>>>>
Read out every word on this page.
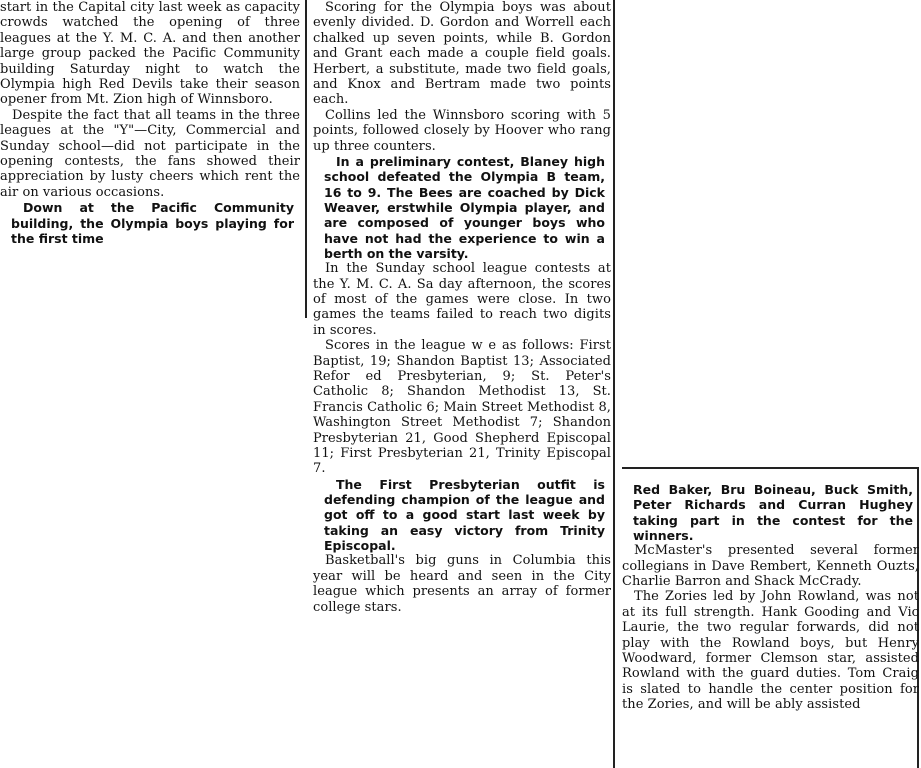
start in the Capital city last week as capacity crowds watched the opening of three leagues at the Y. M. C. A. and then another large group packed the Pacific Community building Saturday night to watch the Olympia high Red Devils take their season opener from Mt. Zion high of Winnsboro.

Despite the fact that all teams in the three leagues at the "Y"—City, Commercial and Sunday school—did not participate in the opening contests, the fans showed their appreciation by lusty cheers which rent the air on various occasions.

Down at the Pacific Community building, the Olympia boys playing for the first time

Scoring for the Olympia boys was about evenly divided. D. Gordon and Worrell each chalked up seven points, while B. Gordon and Grant each made a couple field goals. Herbert, a substitute, made two field goals, and Knox and Bertram made two points each.

Collins led the Winnsboro scoring with 5 points, followed closely by Hoover who rang up three counters.

In a preliminary contest, Blaney high school defeated the Olympia B team, 16 to 9. The Bees are coached by Dick Weaver, erstwhile Olympia player, and are composed of younger boys who have not had the experience to win a berth on the varsity.

In the Sunday school league contests at the Y. M. C. A. Sa day afternoon, the scores of most of the games were close. In two games the teams failed to reach two digits in scores.

Scores in the league w e as follows: First Baptist, 19; Shandon Baptist 13; Associated Refor ed Presbyterian, 9; St. Peter's Catholic 8; Shandon Methodist 13, St. Francis Catholic 6; Main Street Methodist 8, Washington Street Methodist 7; Shandon Presbyterian 21, Good Shepherd Episcopal 11; First Presbyterian 21, Trinity Episcopal 7.

The First Presbyterian outfit is defending champion of the league and got off to a good start last week by taking an easy victory from Trinity Episcopal.

Basketball's big guns in Columbia this year will be heard and seen in the City league which presents an array of former college stars.

Red Baker, Bru Boineau, Buck Smith, Peter Richards and Curran Hughey taking part in the contest for the winners.

McMaster's presented several former collegians in Dave Rembert, Kenneth Ouzts, Charlie Barron and Shack McCrady.

The Zories led by John Rowland, was not at its full strength. Hank Gooding and Vic Laurie, the two regular forwards, did not play with the Rowland boys, but Henry Woodward, former Clemson star, assisted Rowland with the guard duties. Tom Craig is slated to handle the center position for the Zories, and will be ably assisted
<<<<
- PROBLEM TO SOLVE
Print the records above exactly as they stand, but leave out the pictures.

- REPLY TO THE TASK
Read out every word on this page.
start in the Capital city last week as capacity crowds watched the opening of three leagues at the Y. M. C. A. and then another large group packed the Pacific Community building Saturday night to watch the Olympia high Red Devils take their season opener from Mt. Zion high of Winnsboro.

Despite the fact that all teams in the three leagues at the "Y"—City, Commercial and Sunday school—did not participate in the opening contests, the fans showed their appreciation by lusty cheers which rent the air on various occasions.

Down at the Pacific Community building, the Olympia boys playing for the first time

Scoring for the Olympia boys was about evenly divided. D. Gordon and Worrell each chalked up seven points, while B. Gordon and Grant each made a couple field goals. Herbert, a substitute, made two field goals, and Knox and Bertram made two points each.

Collins led the Winnsboro scoring with 5 points, followed closely by Hoover who rang up three counters.

In a preliminary contest, Blaney high school defeated the Olympia B team, 16 to 9. The Bees are coached by Dick Weaver, erstwhile Olympia player, and are composed of younger boys who have not had the experience to win a berth on the varsity.

In the Sunday school league contests at the Y. M. C. A. Sa day afternoon, the scores of most of the games were close. In two games the teams failed to reach two digits in scores.

Scores in the league w e as follows: First Baptist, 19; Shandon Baptist 13; Associated Refor ed Presbyterian, 9; St. Peter's Catholic 8; Shandon Methodist 13, St. Francis Catholic 6; Main Street Methodist 8, Washington Street Methodist 7; Shandon Presbyterian 21, Good Shepherd Episcopal 11; First Presbyterian 21, Trinity Episcopal 7.

The First Presbyterian outfit is defending champion of the league and got off to a good start last week by taking an easy victory from Trinity Episcopal.

Basketball's big guns in Columbia this year will be heard and seen in the City league which presents an array of former college stars.

Red Baker, Bru Boineau, Buck Smith, Peter Richards and Curran Hughey taking part in the contest for the winners.

McMaster's presented several former collegians in Dave Rembert, Kenneth Ouzts, Charlie Barron and Shack McCrady.

The Zories led by John Rowland, was not at its full strength. Hank Gooding and Vic Laurie, the two regular forwards, did not play with the Rowland boys, but Henry Woodward, former Clemson star, assisted Rowland with the guard duties. Tom Craig is slated to handle the center position for the Zories, and will be ably assisted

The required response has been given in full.